# START OF Record set

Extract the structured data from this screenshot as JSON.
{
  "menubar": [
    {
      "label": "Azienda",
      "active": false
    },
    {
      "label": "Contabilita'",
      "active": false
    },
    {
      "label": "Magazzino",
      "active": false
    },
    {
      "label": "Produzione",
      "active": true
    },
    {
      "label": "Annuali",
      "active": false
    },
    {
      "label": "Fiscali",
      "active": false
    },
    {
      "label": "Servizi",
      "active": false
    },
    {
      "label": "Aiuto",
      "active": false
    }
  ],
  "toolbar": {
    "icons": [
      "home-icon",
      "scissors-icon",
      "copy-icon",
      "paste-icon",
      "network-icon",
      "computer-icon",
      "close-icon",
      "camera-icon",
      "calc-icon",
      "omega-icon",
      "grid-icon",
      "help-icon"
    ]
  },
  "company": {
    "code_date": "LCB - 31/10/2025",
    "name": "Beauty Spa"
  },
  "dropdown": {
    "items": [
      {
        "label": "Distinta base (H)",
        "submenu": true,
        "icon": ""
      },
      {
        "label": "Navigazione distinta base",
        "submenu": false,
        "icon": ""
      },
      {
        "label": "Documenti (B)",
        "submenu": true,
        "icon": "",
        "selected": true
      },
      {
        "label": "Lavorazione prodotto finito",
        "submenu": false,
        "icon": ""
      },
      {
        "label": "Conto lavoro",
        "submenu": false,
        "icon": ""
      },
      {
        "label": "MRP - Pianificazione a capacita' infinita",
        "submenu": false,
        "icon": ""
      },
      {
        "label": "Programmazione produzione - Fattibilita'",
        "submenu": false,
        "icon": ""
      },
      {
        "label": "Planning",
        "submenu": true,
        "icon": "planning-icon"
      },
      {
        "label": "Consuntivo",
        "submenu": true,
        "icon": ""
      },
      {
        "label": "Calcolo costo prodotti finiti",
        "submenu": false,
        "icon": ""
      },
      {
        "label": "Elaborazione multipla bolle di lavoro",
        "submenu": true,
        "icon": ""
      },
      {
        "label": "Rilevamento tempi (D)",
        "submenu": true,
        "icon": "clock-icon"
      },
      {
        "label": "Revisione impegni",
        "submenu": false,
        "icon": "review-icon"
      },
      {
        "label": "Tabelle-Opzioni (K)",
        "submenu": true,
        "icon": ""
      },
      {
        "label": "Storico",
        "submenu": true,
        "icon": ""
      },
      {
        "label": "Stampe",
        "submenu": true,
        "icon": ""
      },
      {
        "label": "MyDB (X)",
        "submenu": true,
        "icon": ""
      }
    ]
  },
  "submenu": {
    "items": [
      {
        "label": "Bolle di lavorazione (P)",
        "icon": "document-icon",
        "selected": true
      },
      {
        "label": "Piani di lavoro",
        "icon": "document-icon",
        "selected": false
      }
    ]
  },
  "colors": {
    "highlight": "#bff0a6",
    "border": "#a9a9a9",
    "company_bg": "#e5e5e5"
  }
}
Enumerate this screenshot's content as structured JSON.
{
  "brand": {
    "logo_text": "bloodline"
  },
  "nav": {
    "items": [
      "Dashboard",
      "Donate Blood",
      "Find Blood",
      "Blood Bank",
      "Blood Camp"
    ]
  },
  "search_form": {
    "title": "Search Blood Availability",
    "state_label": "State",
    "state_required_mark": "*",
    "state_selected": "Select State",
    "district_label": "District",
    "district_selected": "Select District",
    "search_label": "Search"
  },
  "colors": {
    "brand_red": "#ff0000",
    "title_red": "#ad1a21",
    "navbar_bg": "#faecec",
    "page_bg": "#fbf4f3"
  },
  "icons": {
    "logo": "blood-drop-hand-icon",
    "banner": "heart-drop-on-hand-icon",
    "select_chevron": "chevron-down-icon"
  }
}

# END OF Record set

What you should do |
Copy each line of the listing that includes "structured".

Result of the exercise |
Extract the structured data from this screenshot as JSON.
Enumerate this screenshot's content as structured JSON.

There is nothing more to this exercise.